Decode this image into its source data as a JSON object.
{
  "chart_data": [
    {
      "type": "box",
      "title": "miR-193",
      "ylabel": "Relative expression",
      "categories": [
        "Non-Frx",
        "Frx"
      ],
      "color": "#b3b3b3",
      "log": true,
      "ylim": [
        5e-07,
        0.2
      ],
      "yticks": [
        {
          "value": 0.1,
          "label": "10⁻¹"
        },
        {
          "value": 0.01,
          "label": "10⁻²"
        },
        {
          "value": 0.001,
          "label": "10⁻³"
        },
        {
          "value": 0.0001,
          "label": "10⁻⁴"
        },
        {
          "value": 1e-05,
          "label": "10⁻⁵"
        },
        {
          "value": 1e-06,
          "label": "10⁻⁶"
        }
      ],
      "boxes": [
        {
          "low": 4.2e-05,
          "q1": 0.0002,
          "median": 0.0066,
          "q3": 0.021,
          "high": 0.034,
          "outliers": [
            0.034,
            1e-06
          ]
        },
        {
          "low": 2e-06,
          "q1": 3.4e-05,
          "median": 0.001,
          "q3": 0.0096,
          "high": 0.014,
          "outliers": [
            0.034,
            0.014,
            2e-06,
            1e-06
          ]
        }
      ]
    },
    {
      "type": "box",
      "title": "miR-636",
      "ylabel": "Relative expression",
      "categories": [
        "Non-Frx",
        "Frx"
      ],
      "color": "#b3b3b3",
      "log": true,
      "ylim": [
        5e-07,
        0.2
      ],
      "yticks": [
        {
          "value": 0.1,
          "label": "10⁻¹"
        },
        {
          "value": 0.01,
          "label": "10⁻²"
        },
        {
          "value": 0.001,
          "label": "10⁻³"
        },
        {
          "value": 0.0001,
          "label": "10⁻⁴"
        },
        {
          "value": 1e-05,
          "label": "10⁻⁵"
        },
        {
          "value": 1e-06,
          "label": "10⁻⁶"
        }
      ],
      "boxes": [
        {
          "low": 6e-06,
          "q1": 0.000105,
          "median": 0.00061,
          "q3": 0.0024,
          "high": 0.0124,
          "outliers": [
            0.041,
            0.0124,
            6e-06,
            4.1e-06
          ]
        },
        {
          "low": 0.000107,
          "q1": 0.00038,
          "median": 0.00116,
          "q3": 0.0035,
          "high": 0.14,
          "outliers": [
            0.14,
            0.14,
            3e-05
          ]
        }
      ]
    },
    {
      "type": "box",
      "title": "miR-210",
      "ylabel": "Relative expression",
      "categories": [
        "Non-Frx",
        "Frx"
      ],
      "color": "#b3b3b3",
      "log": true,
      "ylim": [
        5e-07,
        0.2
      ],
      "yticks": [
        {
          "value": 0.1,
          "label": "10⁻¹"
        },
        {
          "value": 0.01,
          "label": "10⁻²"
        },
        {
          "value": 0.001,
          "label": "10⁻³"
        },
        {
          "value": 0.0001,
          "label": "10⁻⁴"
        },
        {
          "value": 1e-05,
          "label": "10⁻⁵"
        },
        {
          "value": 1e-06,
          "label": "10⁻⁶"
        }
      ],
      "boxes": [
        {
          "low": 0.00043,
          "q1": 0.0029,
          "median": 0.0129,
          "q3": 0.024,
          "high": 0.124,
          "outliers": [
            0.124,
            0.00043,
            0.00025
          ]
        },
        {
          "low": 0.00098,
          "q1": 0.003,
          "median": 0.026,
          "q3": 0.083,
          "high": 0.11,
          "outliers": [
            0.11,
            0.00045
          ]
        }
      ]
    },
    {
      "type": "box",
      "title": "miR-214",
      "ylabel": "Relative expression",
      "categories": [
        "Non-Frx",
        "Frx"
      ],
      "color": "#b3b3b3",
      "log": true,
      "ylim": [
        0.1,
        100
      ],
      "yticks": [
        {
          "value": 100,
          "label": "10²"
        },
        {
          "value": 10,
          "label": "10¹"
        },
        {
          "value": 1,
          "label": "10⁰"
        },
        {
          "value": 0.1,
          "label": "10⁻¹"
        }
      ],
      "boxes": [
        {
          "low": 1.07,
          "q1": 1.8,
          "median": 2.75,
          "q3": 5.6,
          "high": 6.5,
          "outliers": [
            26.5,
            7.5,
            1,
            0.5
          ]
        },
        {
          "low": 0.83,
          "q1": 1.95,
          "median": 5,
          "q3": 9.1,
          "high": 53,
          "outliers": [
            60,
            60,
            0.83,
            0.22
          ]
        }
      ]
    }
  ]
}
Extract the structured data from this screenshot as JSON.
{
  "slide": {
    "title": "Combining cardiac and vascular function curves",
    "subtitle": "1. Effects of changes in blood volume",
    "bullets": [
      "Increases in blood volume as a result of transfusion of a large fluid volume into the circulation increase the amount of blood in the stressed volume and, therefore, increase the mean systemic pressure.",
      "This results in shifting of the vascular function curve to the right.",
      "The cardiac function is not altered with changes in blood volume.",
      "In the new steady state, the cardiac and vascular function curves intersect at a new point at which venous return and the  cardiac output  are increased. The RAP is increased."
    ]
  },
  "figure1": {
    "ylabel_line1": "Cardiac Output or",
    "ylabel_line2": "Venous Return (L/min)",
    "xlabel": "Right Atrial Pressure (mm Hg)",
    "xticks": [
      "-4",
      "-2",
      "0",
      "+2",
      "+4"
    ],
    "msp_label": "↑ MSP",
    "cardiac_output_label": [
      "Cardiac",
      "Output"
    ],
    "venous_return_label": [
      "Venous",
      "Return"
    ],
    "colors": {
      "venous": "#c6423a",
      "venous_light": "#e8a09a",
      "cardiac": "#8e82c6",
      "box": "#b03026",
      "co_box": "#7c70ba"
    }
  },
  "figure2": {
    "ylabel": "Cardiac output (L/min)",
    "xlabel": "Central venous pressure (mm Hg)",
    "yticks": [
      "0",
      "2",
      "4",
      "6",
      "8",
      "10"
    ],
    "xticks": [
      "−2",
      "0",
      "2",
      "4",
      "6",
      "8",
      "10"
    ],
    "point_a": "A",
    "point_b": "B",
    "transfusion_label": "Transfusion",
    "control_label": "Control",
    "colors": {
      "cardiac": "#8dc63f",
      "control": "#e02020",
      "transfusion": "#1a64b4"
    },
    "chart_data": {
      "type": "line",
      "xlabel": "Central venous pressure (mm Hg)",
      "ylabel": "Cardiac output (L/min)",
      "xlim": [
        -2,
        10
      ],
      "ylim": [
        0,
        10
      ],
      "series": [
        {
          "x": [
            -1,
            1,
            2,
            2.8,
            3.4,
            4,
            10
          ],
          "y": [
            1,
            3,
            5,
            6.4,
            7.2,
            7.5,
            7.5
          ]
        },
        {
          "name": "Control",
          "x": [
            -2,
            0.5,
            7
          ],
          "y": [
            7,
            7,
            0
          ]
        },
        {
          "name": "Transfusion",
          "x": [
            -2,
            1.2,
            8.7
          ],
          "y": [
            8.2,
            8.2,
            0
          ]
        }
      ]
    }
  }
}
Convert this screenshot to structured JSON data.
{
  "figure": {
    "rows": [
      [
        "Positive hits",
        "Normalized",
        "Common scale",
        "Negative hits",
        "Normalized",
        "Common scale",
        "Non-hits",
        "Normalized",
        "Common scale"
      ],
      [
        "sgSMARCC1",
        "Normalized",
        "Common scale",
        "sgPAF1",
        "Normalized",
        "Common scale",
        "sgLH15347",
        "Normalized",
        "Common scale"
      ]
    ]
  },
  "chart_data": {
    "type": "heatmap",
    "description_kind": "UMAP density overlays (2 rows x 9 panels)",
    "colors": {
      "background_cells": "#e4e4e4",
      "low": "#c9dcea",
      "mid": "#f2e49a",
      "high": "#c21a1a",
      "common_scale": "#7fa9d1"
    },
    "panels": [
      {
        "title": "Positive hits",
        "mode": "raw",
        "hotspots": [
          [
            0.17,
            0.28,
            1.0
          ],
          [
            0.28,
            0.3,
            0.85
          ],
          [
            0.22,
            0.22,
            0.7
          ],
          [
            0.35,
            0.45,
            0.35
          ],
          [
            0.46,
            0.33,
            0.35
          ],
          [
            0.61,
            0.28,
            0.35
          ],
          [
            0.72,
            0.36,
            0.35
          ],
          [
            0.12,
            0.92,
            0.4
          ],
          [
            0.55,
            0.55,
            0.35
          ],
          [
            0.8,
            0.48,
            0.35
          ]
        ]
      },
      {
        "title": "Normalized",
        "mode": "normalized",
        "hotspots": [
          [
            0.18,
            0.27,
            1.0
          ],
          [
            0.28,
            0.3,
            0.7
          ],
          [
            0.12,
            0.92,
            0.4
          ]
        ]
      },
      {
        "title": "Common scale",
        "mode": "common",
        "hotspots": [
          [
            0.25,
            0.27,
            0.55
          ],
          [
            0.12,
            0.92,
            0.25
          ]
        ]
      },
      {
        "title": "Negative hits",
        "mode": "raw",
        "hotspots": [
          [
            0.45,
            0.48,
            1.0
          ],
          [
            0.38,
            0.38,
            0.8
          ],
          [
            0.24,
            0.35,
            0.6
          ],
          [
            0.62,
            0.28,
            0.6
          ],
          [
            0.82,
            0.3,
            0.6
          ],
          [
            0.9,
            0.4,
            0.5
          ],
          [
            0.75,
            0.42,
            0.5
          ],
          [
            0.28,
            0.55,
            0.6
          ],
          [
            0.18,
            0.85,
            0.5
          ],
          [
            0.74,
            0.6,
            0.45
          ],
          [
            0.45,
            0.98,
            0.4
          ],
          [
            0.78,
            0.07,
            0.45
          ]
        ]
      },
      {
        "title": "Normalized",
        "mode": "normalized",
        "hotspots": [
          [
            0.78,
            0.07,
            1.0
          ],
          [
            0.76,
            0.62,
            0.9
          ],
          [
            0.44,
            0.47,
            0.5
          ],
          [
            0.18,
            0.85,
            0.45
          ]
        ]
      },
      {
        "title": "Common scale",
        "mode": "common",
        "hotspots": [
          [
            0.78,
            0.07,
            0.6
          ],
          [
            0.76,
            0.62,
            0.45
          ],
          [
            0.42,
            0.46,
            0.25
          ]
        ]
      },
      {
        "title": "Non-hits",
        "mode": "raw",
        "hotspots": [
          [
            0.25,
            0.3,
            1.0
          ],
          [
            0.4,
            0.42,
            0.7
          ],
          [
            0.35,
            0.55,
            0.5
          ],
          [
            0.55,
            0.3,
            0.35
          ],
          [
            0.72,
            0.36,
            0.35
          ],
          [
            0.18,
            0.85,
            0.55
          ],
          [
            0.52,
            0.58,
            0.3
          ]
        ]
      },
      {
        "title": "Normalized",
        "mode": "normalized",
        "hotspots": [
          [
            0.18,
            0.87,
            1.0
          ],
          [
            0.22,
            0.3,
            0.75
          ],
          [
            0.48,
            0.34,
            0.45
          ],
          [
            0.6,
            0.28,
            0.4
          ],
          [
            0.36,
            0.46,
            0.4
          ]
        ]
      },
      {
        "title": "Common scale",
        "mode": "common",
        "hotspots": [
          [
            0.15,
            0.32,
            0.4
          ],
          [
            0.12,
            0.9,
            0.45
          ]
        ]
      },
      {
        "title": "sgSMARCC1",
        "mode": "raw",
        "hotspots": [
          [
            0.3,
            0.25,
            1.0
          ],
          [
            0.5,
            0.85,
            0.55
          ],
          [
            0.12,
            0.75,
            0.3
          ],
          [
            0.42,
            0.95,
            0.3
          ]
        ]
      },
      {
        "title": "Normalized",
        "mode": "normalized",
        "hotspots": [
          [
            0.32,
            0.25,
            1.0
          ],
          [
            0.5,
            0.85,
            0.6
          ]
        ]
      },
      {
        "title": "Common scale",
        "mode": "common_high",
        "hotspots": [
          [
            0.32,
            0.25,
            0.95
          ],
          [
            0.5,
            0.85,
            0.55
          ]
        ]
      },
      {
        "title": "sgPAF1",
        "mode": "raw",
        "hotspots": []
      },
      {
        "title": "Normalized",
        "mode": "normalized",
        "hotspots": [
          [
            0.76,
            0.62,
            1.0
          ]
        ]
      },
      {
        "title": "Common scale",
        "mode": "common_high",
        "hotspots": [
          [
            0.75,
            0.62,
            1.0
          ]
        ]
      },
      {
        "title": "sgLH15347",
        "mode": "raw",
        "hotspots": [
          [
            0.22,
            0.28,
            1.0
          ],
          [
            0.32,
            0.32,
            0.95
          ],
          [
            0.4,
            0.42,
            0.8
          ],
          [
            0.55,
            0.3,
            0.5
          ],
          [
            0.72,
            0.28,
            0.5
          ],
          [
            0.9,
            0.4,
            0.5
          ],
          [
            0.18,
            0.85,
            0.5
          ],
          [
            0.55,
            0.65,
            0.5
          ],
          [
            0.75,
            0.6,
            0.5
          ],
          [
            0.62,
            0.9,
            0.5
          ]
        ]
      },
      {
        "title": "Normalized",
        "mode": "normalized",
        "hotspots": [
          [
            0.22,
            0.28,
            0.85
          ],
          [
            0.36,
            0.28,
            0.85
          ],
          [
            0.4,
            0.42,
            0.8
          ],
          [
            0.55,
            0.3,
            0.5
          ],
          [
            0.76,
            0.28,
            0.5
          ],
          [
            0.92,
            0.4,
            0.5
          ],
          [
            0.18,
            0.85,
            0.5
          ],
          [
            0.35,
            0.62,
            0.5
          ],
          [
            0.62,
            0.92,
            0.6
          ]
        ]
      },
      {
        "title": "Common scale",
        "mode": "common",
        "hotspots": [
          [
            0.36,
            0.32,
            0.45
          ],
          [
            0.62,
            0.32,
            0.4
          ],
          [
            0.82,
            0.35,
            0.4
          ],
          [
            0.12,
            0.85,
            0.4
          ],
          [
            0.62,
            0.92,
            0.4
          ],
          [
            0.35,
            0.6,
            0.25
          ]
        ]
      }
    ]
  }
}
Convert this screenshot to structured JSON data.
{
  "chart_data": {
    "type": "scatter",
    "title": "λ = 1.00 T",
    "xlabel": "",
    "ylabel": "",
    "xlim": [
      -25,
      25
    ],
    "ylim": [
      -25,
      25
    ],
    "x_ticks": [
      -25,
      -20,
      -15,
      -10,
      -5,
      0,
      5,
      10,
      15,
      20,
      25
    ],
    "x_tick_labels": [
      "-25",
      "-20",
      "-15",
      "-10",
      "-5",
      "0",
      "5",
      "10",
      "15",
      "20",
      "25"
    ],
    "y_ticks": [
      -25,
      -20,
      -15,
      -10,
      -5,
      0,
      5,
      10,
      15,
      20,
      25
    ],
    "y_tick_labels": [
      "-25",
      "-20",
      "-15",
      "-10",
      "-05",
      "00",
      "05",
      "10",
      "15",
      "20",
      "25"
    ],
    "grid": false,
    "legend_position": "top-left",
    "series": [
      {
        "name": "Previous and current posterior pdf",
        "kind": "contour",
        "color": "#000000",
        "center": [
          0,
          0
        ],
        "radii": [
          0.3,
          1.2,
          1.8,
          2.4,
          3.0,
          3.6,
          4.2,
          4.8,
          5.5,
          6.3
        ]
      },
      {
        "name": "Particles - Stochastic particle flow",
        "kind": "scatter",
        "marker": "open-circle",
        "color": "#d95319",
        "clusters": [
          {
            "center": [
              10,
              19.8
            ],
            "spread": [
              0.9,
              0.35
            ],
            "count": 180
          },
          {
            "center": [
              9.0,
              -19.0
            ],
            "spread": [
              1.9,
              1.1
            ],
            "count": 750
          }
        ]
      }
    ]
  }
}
_ _ _ _
## Exercise description
State the number of lines above that hold the string "volume", with nothing added.

## Result of the task
3